### TASK OBJECTIVE
Filter the entries that follow, copying every line in which the word "努力完成本职工作任务" appears.

### PROVIDED DATA
· · · ·

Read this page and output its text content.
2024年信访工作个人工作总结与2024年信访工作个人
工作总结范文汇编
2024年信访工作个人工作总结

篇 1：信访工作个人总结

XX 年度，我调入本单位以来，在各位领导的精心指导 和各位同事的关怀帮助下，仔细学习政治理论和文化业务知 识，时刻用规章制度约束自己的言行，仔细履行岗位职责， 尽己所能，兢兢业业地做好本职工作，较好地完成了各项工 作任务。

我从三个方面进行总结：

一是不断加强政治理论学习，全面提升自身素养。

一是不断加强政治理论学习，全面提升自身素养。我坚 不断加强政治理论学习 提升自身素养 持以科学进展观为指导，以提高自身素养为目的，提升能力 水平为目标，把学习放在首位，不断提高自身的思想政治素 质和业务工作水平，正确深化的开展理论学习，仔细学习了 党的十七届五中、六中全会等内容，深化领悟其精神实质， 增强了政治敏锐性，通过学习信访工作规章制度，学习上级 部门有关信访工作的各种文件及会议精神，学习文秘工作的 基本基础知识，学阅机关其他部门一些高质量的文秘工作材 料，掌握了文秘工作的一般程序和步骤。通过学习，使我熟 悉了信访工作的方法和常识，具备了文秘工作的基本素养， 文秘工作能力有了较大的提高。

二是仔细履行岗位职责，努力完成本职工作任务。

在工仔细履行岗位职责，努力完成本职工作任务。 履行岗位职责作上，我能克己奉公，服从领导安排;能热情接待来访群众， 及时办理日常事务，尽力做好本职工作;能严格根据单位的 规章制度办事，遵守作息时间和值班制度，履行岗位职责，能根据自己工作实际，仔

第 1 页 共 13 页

· · · ·

### TASK RESULT
二是仔细履行岗位职责，努力完成本职工作任务。
在工仔细履行岗位职责，努力完成本职工作任务。 履行岗位职责作上，我能克己奉公，服从领导安排;能热情接待来访群众， 及时办理日常事务，尽力做好本职工作;能严格根据单位的 规章制度办事，遵守作息时间和值班制度，履行岗位职责，能根据自己工作实际，仔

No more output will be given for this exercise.